- [EXCERPT]

+++

But...
Music still sounds better in some ways/cases on (good) speakers than on (good) headphones.
Similarly, watching video on a (good) large screen is better, in some ways, than on a (good) small one.
Horses, courses.
Samsung has said that it intends to focus on UHD TVs using LCD panels augmented by quantum dot technology, instead of pushing OLED as a commercial replacement for LCD. This is the kind of decision that might mean that OLED never takes off in the larger form factors. Kim Hyun-Seok, the head of Samsung’s TV business, told …
As you say - SOME cases. But not to the extent most people bother buying dedicated HiFi equipment any more, they just use their phone or PC.TVs are still in the "everyone has one" phase, like HiFi was 20 years ago.
I'm not so sure TVs are on the way out but it's certainly a possibility.
I'm not so sure they're not.
I (and an increasing number of acquaintances) use a number of devices for video viewing, and they all interface with the TV in the media room (remember when it was simply the living room?), bedroom, etc.
The tv is simply used as a video terminal, with audio piped to the nearest convenient sound system. The only reason the various tv u its haven't been replaced with flat panel monitors is that nobody seems to make 55, 65 or 80 inch monitors at anywhere near the price of a tv set.

+++

- [EXCERPTED RECORDS]
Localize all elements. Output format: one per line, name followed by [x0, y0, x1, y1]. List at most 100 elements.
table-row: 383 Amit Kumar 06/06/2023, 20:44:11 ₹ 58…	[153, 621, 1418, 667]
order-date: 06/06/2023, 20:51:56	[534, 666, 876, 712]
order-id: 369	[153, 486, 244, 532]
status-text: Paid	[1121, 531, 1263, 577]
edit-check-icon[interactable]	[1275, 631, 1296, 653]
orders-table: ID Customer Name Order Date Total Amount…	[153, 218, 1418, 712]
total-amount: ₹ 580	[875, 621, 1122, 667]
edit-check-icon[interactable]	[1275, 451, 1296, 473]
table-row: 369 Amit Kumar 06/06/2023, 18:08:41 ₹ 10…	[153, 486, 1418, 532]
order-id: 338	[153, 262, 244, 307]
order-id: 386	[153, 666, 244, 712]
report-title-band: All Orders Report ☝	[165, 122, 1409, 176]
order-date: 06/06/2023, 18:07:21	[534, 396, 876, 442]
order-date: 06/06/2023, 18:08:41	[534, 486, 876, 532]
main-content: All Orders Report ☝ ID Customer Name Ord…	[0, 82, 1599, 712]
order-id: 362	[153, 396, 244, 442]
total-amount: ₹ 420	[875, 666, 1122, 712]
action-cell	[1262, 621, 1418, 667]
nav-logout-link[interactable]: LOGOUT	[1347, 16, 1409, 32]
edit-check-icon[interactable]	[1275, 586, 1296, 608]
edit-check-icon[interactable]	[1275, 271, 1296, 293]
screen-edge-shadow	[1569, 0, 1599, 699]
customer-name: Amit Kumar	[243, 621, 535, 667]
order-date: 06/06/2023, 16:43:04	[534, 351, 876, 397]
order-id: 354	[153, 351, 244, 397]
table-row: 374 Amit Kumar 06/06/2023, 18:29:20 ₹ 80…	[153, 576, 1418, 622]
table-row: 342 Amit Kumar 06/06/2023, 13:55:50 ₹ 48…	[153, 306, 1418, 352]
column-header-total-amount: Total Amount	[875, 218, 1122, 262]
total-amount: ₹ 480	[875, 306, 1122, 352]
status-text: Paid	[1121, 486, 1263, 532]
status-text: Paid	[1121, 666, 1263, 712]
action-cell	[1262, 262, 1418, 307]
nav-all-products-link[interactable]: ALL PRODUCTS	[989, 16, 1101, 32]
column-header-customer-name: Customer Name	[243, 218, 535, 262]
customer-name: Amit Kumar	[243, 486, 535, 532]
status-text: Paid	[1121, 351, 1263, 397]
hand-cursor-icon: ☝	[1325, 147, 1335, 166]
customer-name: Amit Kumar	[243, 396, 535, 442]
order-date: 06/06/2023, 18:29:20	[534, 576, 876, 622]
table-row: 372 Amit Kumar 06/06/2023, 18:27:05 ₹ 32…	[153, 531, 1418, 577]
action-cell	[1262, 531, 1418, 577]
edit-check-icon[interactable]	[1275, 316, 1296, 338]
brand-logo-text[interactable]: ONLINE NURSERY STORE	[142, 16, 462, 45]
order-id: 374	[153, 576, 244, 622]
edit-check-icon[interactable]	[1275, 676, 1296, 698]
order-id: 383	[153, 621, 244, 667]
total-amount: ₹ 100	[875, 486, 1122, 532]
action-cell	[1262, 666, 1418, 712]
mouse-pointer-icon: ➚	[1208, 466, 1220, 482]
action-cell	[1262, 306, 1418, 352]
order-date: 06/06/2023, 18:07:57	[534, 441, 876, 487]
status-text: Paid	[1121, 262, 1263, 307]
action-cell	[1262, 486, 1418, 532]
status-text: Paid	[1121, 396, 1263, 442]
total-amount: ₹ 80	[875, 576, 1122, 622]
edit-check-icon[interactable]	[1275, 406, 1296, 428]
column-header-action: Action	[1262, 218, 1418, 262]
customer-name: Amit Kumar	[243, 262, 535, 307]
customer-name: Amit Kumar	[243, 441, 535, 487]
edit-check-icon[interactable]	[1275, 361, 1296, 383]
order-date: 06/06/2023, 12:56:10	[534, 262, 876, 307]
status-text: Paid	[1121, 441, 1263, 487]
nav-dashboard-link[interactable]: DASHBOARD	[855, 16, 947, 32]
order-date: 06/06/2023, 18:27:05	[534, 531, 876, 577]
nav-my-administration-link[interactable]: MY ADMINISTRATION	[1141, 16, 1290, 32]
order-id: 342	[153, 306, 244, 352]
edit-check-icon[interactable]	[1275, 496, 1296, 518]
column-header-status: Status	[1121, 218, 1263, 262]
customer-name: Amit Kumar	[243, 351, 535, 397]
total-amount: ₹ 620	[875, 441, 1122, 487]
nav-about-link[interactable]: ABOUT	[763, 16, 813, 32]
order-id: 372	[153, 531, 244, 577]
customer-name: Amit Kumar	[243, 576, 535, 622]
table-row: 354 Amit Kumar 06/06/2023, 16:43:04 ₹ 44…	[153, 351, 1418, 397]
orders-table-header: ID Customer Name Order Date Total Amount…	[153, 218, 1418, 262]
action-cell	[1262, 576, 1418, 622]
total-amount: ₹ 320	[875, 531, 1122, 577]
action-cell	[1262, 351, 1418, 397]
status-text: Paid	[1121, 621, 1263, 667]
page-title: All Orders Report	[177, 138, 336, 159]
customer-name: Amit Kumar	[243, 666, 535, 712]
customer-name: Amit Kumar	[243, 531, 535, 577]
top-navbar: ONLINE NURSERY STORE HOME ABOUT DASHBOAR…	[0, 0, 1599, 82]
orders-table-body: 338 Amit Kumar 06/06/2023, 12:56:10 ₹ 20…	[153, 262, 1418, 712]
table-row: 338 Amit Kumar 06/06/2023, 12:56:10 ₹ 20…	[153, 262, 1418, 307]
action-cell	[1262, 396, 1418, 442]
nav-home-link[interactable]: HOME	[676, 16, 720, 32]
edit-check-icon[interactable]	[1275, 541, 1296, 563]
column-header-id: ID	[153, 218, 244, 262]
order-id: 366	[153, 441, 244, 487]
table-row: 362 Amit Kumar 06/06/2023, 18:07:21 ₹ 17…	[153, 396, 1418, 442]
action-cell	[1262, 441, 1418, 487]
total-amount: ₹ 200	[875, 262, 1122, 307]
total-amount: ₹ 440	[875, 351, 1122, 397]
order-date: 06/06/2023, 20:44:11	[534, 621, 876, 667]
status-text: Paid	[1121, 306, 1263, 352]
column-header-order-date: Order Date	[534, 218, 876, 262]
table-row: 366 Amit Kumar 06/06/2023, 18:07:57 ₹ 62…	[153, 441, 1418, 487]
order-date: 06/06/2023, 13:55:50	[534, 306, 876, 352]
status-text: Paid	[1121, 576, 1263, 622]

+++

- [GOAL OF THE EXERCISE]
Write out the whole TV discussion from above word for word.

- [EXERCISE ANSWER]
But...
Music still sounds better in some ways/cases on (good) speakers than on (good) headphones.
Similarly, watching video on a (good) large screen is better, in some ways, than on a (good) small one.
Horses, courses.
Samsung has said that it intends to focus on UHD TVs using LCD panels augmented by quantum dot technology, instead of pushing OLED as a commercial replacement for LCD. This is the kind of decision that might mean that OLED never takes off in the larger form factors. Kim Hyun-Seok, the head of Samsung’s TV business, told …
As you say - SOME cases. But not to the extent most people bother buying dedicated HiFi equipment any more, they just use their phone or PC.TVs are still in the "everyone has one" phase, like HiFi was 20 years ago.
I'm not so sure TVs are on the way out but it's certainly a possibility.
I'm not so sure they're not.
I (and an increasing number of acquaintances) use a number of devices for video viewing, and they all interface with the TV in the media room (remember when it was simply the living room?), bedroom, etc.
The tv is simply used as a video terminal, with audio piped to the nearest convenient sound system. The only reason the various tv u its haven't been replaced with flat panel monitors is that nobody seems to make 55, 65 or 80 inch monitors at anywhere near the price of a tv set.